**GOAL:** Extract every line where the string "MacBook" appears.

Collected data entries
◆ ◆ ◆ ◆
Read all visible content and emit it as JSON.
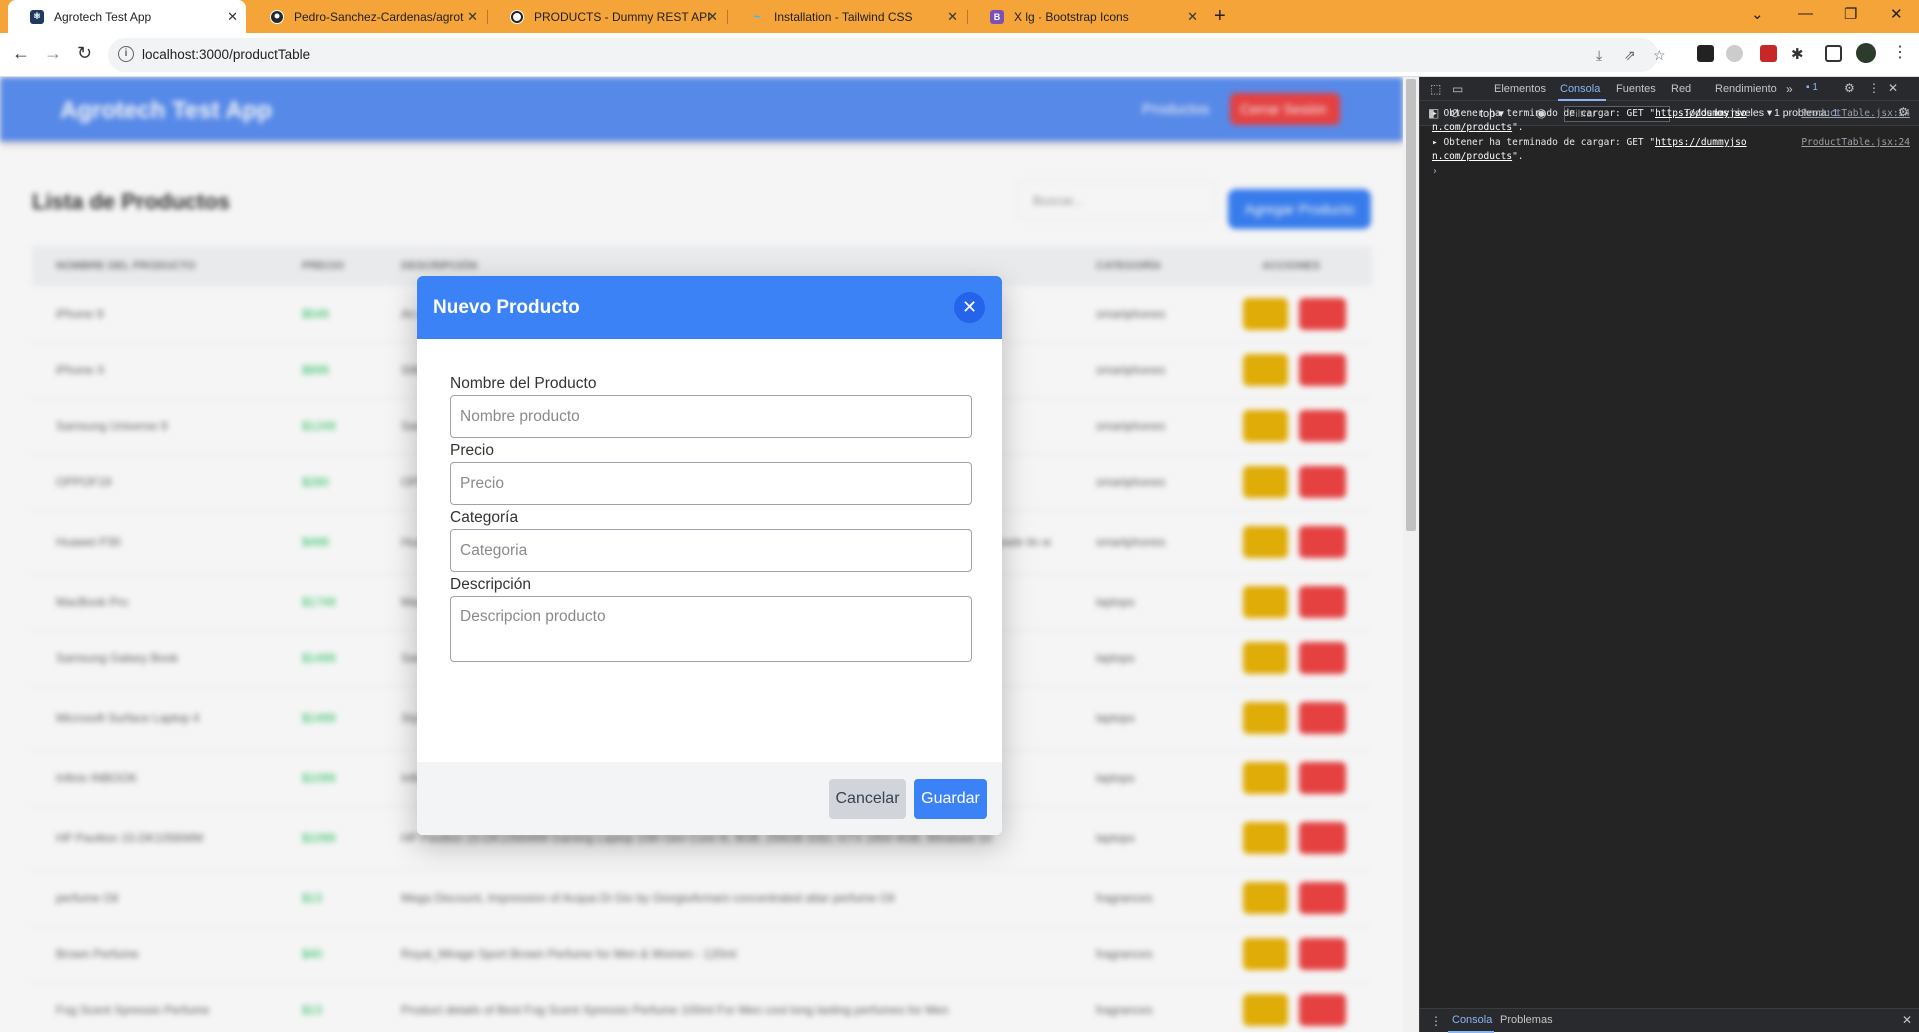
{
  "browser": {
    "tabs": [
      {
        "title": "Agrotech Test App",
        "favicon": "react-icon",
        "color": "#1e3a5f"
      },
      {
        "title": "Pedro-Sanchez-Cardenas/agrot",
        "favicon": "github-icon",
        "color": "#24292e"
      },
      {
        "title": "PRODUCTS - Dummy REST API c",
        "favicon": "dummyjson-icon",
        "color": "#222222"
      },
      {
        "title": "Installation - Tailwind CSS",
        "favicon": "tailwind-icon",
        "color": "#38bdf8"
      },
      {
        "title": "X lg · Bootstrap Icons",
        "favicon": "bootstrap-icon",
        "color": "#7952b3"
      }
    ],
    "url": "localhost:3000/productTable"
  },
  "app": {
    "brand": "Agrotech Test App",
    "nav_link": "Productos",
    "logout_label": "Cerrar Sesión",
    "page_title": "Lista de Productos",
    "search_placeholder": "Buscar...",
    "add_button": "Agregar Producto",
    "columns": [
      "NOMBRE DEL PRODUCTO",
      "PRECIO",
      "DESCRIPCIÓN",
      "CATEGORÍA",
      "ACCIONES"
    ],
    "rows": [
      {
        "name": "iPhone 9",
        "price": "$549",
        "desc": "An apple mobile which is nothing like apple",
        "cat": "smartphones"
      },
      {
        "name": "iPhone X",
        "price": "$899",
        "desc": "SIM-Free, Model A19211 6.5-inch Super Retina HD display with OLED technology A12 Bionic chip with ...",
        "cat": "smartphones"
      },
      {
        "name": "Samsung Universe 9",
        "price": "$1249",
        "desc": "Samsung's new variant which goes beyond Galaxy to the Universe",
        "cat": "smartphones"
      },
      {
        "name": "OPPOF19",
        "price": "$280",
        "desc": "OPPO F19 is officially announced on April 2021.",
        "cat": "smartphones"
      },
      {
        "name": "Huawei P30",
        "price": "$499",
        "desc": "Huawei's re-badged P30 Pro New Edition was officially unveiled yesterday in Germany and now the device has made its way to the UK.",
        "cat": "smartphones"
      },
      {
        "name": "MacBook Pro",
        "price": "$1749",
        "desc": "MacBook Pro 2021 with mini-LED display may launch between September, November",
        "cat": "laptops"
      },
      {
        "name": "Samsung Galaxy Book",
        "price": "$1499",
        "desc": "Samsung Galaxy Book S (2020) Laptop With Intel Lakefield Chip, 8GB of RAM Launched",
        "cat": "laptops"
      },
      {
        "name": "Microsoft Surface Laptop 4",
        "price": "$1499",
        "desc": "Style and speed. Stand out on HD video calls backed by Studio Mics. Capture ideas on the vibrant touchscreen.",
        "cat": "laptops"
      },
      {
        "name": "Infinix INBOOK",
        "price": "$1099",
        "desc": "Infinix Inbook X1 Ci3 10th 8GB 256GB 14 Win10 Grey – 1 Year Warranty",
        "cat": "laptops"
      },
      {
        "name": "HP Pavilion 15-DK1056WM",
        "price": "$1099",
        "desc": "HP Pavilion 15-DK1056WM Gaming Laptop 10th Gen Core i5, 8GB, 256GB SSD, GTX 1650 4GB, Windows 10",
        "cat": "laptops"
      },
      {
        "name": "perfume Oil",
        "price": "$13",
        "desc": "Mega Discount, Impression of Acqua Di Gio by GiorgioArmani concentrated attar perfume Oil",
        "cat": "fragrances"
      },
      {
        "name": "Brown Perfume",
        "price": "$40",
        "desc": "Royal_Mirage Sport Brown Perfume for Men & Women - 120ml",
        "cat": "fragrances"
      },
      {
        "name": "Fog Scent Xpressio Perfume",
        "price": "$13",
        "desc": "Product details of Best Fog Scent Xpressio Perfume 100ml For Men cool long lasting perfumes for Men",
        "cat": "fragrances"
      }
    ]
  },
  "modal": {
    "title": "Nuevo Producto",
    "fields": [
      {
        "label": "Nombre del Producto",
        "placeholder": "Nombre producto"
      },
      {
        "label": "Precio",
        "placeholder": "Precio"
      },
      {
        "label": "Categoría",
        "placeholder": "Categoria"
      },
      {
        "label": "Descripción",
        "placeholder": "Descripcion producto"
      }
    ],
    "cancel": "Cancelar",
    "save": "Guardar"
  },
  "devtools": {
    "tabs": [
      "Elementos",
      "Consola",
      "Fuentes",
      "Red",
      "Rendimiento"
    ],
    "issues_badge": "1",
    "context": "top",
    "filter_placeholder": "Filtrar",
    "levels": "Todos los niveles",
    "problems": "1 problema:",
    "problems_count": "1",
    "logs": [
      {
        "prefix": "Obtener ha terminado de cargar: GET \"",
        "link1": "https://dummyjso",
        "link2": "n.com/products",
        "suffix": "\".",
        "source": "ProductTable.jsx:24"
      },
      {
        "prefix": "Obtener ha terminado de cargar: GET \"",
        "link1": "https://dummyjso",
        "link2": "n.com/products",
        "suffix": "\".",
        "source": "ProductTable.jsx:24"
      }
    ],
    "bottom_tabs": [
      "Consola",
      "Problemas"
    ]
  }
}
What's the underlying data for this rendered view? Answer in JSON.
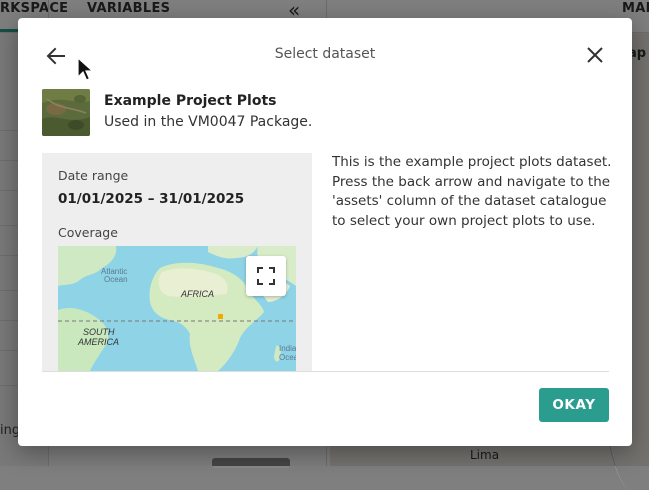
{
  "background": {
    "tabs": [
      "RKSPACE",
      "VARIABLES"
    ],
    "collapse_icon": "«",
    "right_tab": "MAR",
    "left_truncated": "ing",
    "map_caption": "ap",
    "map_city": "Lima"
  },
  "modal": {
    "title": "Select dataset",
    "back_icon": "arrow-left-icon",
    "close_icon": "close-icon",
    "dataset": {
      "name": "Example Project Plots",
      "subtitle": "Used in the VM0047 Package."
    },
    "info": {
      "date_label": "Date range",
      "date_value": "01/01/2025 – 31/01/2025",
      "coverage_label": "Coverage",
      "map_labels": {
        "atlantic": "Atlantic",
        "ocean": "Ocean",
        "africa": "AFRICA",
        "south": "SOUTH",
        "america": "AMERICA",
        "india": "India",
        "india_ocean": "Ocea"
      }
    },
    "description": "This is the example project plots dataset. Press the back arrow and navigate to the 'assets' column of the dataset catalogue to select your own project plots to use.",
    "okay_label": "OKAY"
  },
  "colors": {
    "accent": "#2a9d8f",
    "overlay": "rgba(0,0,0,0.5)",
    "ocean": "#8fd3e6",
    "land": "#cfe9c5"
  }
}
◆ ◆ ◆ ◆
**ANSWER BELOW:**
        "name": "MacBook Pro",
        "desc": "MacBook Pro 2021 with mini-LED display may launch between September, November",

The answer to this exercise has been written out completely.